## BEGIN Raw records

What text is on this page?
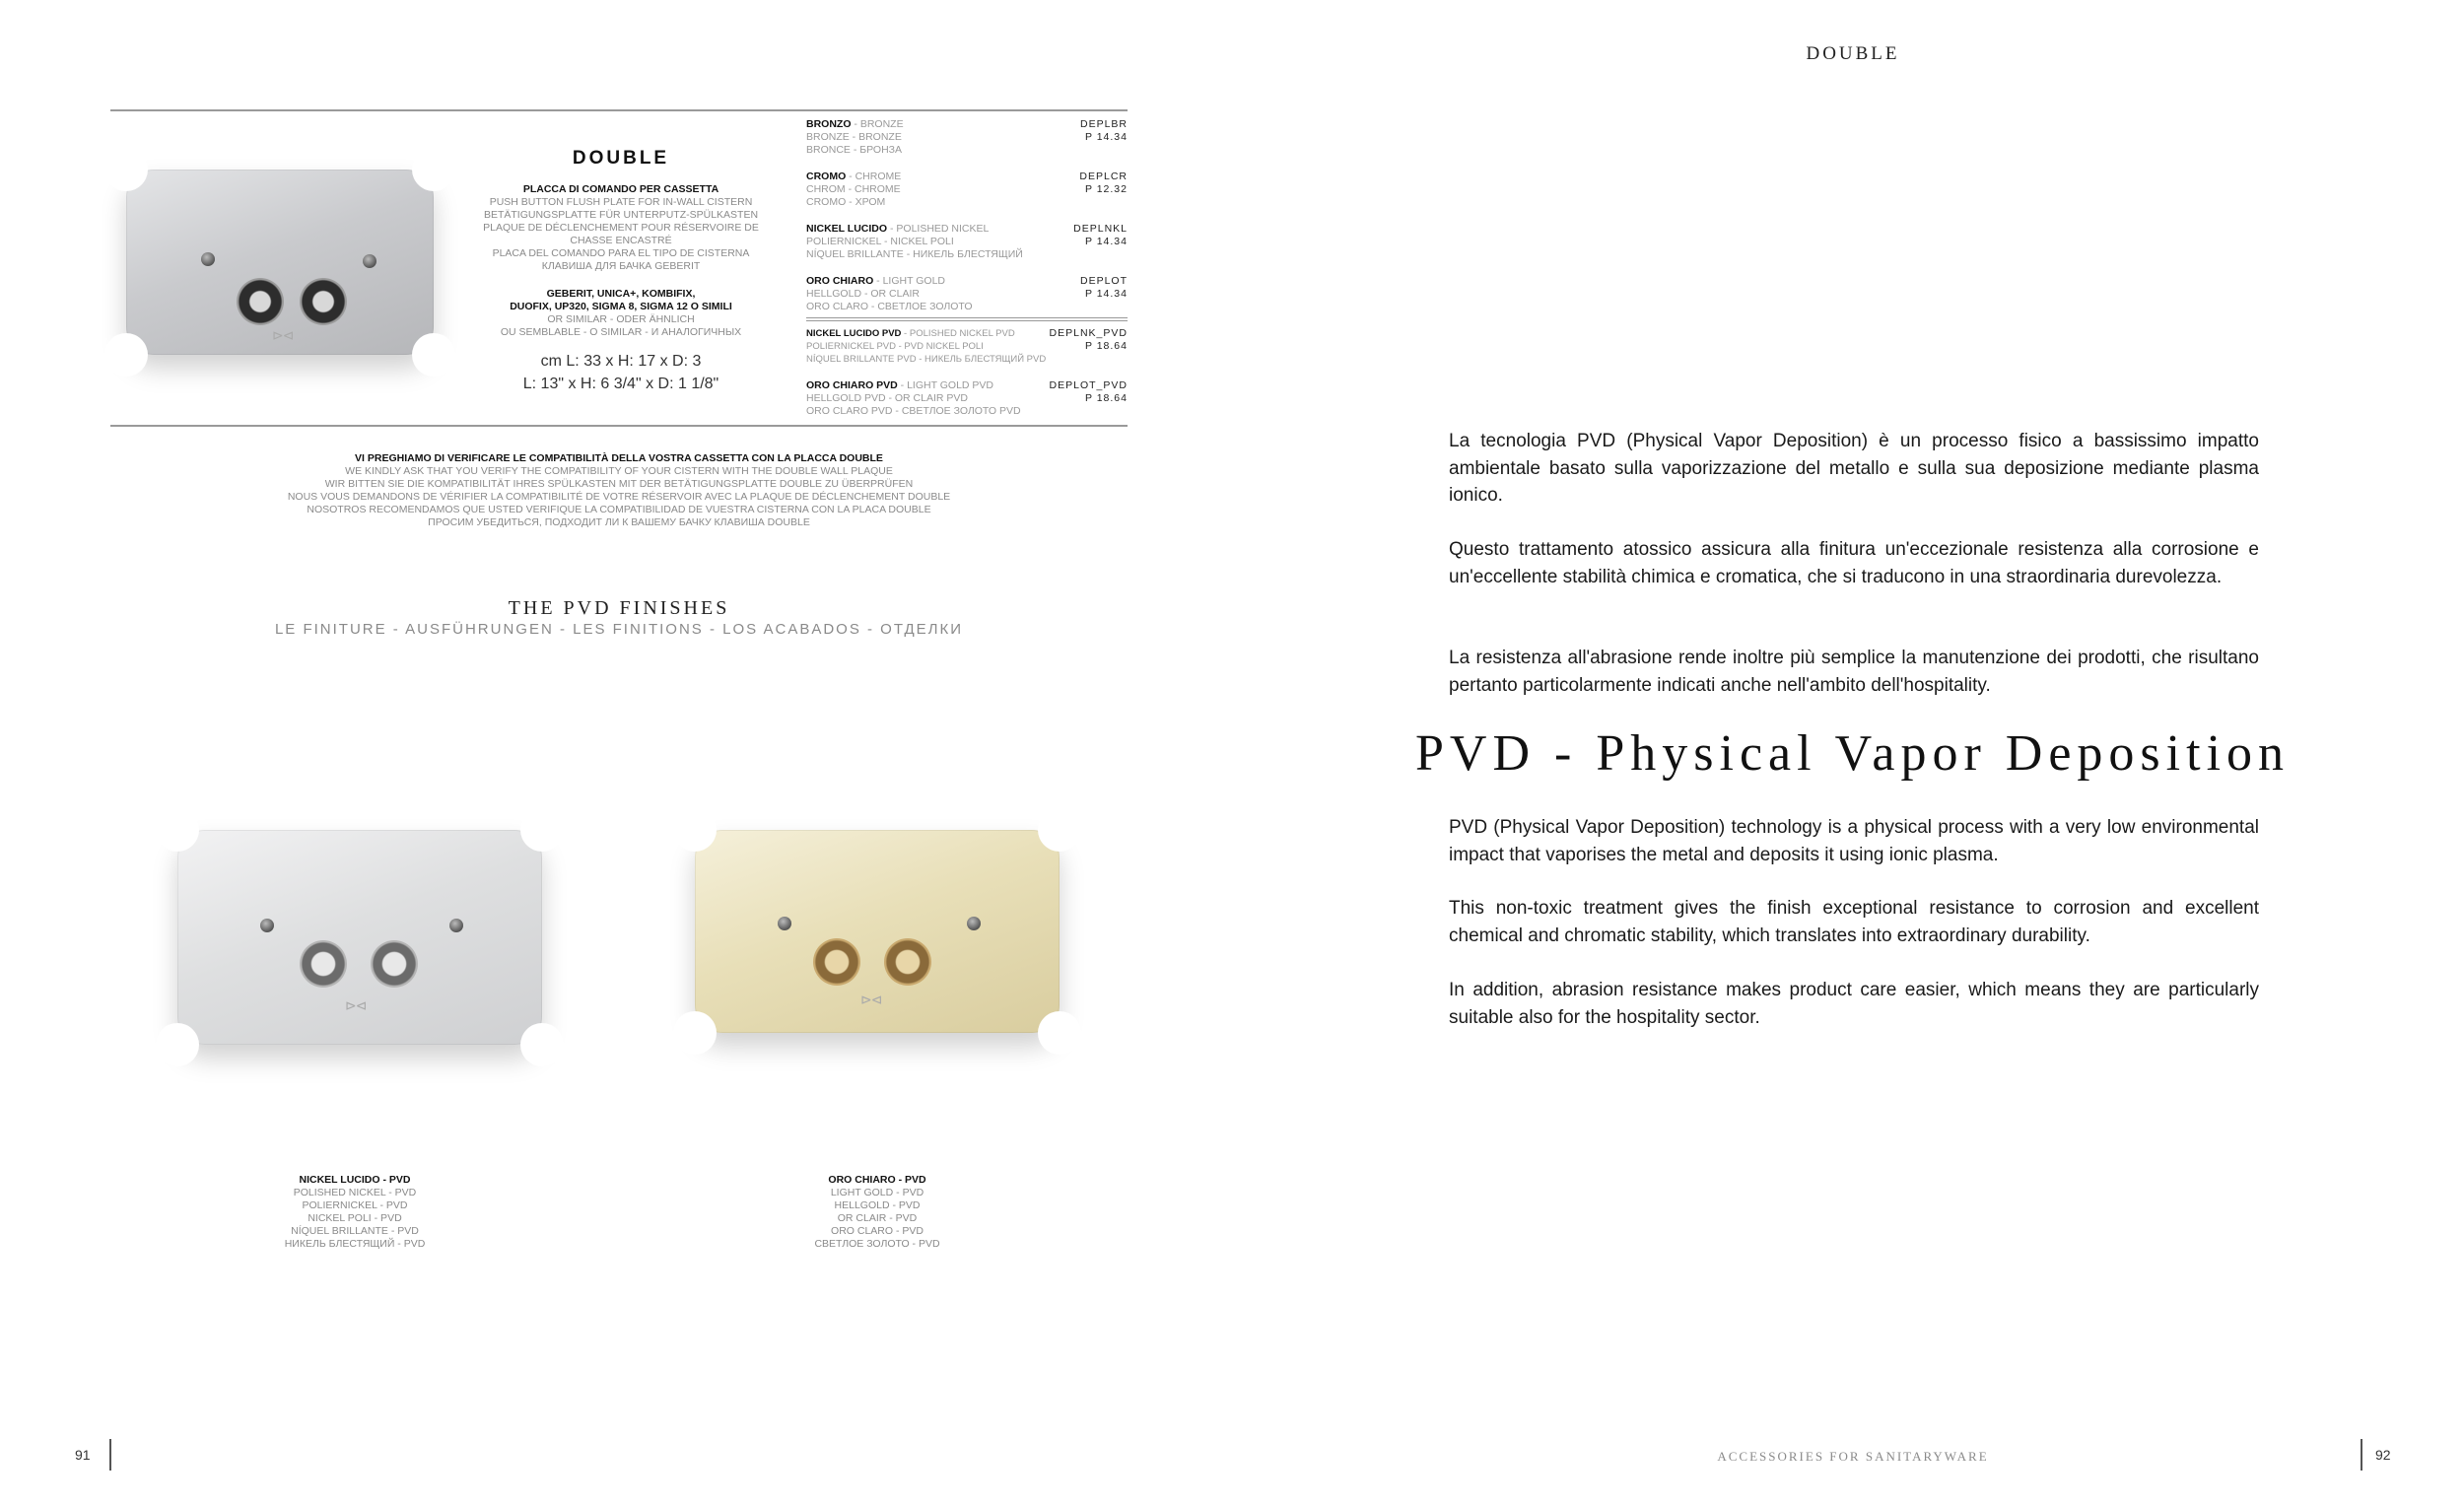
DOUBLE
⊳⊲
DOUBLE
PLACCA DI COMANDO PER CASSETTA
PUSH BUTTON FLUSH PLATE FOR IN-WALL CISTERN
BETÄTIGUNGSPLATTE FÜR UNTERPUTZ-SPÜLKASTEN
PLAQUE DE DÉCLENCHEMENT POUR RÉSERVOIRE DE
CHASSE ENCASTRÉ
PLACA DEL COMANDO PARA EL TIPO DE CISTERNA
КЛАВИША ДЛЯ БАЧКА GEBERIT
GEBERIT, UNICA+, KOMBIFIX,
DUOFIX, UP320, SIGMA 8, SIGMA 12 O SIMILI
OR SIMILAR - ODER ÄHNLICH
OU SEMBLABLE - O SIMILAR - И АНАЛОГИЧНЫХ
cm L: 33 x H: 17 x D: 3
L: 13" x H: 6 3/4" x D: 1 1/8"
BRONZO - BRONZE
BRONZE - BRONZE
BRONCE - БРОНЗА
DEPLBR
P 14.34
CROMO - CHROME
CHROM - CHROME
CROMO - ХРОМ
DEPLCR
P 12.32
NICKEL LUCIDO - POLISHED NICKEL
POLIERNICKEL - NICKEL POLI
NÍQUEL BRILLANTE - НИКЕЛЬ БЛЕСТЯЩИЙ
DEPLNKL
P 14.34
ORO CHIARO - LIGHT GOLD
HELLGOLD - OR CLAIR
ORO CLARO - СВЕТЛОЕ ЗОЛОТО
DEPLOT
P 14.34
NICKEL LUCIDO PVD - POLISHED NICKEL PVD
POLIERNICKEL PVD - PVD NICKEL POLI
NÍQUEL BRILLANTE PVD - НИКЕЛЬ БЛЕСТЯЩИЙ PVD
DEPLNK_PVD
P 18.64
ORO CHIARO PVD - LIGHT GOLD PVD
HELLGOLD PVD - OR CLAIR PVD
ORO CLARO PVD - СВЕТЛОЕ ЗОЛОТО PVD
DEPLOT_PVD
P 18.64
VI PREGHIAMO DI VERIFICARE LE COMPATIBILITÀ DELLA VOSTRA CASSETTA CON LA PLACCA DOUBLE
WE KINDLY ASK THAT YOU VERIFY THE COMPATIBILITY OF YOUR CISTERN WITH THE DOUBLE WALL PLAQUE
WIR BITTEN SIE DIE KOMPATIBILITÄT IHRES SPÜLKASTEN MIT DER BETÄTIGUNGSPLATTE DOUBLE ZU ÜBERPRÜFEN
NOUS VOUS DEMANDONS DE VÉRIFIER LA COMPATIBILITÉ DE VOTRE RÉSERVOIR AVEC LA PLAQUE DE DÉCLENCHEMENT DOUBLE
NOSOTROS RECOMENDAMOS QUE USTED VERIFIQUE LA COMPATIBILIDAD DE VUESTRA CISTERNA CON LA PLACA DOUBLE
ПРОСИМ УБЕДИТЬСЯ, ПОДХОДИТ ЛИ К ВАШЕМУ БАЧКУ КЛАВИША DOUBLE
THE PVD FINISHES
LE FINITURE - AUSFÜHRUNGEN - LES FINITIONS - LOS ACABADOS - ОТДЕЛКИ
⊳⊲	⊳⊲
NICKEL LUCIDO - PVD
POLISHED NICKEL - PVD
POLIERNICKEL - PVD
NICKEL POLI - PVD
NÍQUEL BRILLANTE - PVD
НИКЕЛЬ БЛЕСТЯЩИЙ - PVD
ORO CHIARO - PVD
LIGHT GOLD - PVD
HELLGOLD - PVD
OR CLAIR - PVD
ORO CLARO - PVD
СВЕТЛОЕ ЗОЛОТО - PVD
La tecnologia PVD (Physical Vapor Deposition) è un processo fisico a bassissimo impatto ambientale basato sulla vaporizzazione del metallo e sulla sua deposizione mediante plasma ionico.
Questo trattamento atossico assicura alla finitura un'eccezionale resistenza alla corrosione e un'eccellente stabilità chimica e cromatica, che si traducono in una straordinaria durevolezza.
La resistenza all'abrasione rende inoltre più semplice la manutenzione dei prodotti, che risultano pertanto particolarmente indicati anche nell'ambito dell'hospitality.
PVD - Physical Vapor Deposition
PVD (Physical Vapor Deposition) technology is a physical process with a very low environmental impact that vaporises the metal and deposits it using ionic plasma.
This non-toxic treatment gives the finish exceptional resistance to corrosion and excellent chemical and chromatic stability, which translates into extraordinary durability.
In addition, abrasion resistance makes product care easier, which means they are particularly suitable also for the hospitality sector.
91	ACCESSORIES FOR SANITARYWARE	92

## END Raw records
## BEGIN Raw records

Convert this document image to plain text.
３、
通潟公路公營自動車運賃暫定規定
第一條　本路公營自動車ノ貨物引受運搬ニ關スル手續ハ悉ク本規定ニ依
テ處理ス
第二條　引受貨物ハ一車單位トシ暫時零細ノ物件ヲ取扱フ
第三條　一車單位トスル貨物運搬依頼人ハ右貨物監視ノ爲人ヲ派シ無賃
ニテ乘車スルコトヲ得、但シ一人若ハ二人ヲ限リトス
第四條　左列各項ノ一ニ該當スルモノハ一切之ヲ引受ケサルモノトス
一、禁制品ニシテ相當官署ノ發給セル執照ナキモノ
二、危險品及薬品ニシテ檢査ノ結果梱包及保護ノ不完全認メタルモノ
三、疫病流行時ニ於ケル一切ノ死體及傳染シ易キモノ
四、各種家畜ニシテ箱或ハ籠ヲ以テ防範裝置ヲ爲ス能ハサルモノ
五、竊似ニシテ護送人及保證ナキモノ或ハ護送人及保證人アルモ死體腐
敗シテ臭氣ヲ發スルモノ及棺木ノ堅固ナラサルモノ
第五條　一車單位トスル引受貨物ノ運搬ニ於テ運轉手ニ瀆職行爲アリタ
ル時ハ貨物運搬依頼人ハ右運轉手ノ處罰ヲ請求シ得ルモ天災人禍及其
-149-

## END Raw records

### Required task
Show every line in the entries where the string "plasma" occurs.

### Answer to this task
La tecnologia PVD (Physical Vapor Deposition) è un processo fisico a bassissimo impatto ambientale basato sulla vaporizzazione del metallo e sulla sua deposizione mediante plasma ionico.
PVD (Physical Vapor Deposition) technology is a physical process with a very low environmental impact that vaporises the metal and deposits it using ionic plasma.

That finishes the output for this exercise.